Filter the records below for the word "virus". Copy each line that holds it.

::::

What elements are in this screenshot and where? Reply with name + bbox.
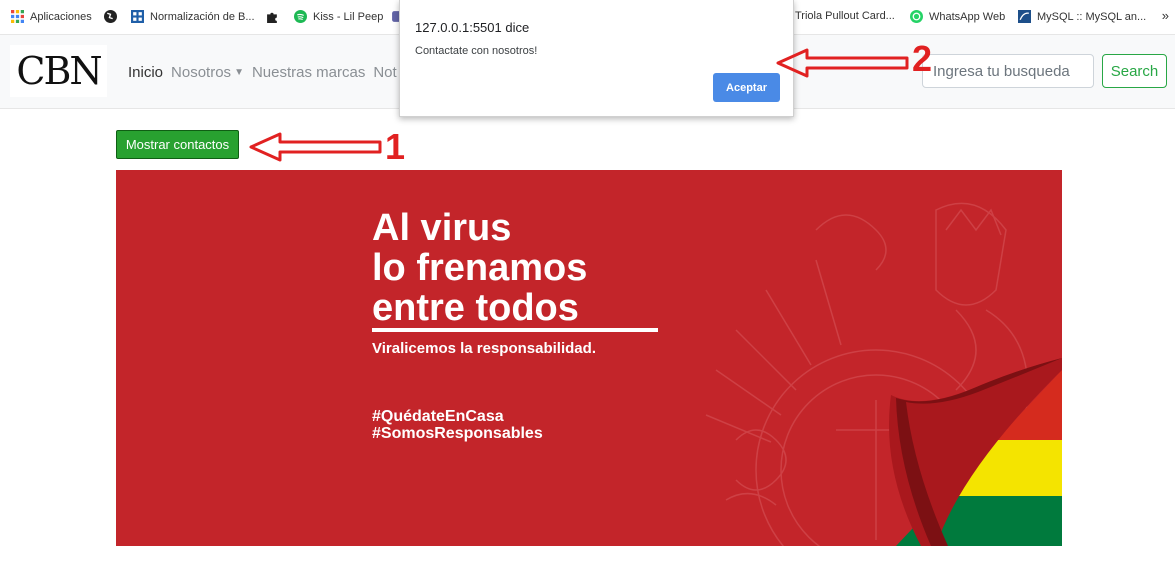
nav-link-inicio[interactable]: Inicio: [128, 64, 163, 81]
annotation-arrow-1-icon: [249, 132, 382, 162]
bookmark-label: MySQL :: MySQL an...: [1037, 10, 1147, 23]
headline-line: entre todos: [372, 287, 579, 329]
nav-link-nuestras-marcas[interactable]: Nuestras marcas: [252, 64, 365, 81]
bookmark-globe[interactable]: [104, 10, 123, 23]
spotify-icon: [294, 10, 307, 23]
banner-background-art: [705, 202, 1062, 546]
bookmark-normalizacion[interactable]: Normalización de B...: [131, 10, 255, 23]
headline-underline: [372, 328, 658, 332]
caret-down-icon: ▼: [234, 67, 244, 78]
bookmark-mysql[interactable]: MySQL :: MySQL an...: [1018, 10, 1146, 23]
alert-dialog: 127.0.0.1:5501 dice Contactate con nosot…: [399, 0, 794, 117]
search-input[interactable]: [922, 54, 1094, 88]
headline-line: Al virus: [372, 207, 512, 249]
banner-headline: Al virus lo frenamos entre todos: [372, 208, 587, 328]
banner-hashtag: #SomosResponsables: [372, 425, 543, 442]
dialog-accept-button[interactable]: Aceptar: [713, 73, 780, 102]
bookmark-app-icon: [131, 10, 144, 23]
nav-link-nosotros[interactable]: Nosotros ▼: [171, 64, 244, 81]
show-contacts-button[interactable]: Mostrar contactos: [116, 130, 239, 159]
bookmark-kiss[interactable]: Kiss - Lil Peep: [294, 10, 383, 23]
bookmark-puzzle[interactable]: [266, 10, 285, 23]
bookmarks-overflow-button[interactable]: »: [1162, 8, 1169, 23]
headline-line: lo frenamos: [372, 247, 588, 289]
annotation-number-2: 2: [912, 38, 933, 79]
bookmark-triola[interactable]: Triola Pullout Card...: [795, 10, 895, 22]
covid-banner: Al virus lo frenamos entre todos Viralic…: [116, 170, 1062, 546]
bookmark-aplicaciones[interactable]: Aplicaciones: [11, 10, 92, 23]
bookmark-label: WhatsApp Web: [929, 10, 1006, 23]
flag-corner: [889, 358, 1062, 546]
bookmark-label: Triola Pullout Card...: [795, 10, 895, 22]
annotation-arrow-2-icon: [776, 48, 909, 78]
bookmark-label: Aplicaciones: [30, 10, 92, 23]
bookmark-whatsapp[interactable]: WhatsApp Web: [910, 10, 1005, 23]
nav-link-label: Nosotros: [171, 64, 232, 81]
annotation-number-1: 1: [385, 126, 406, 167]
globe-icon: [104, 10, 117, 23]
apps-grid-icon: [11, 10, 24, 23]
nav-link-noticias[interactable]: Not: [373, 64, 396, 81]
whatsapp-icon: [910, 10, 923, 23]
puzzle-icon: [267, 12, 277, 23]
brand-logo[interactable]: CBN: [10, 45, 107, 97]
bookmark-label: Normalización de B...: [150, 10, 255, 23]
mysql-icon: [1018, 10, 1031, 23]
dialog-title: 127.0.0.1:5501 dice: [415, 20, 530, 35]
nav-links: Inicio Nosotros ▼ Nuestras marcas Not: [128, 64, 405, 81]
banner-subtitle: Viralicemos la responsabilidad.: [372, 340, 596, 357]
dialog-message: Contactate con nosotros!: [415, 45, 538, 57]
search-button[interactable]: Search: [1102, 54, 1167, 88]
bookmark-label: Kiss - Lil Peep: [313, 10, 384, 23]
banner-hashtag: #QuédateEnCasa: [372, 408, 504, 425]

::::

* [Answer to this exercise]:
headline-line: Al virus: [372, 207, 512, 249]
banner-headline: Al virus lo frenamos entre todos: [372, 208, 587, 328]
covid-banner: Al virus lo frenamos entre todos Viralic…: [116, 170, 1062, 546]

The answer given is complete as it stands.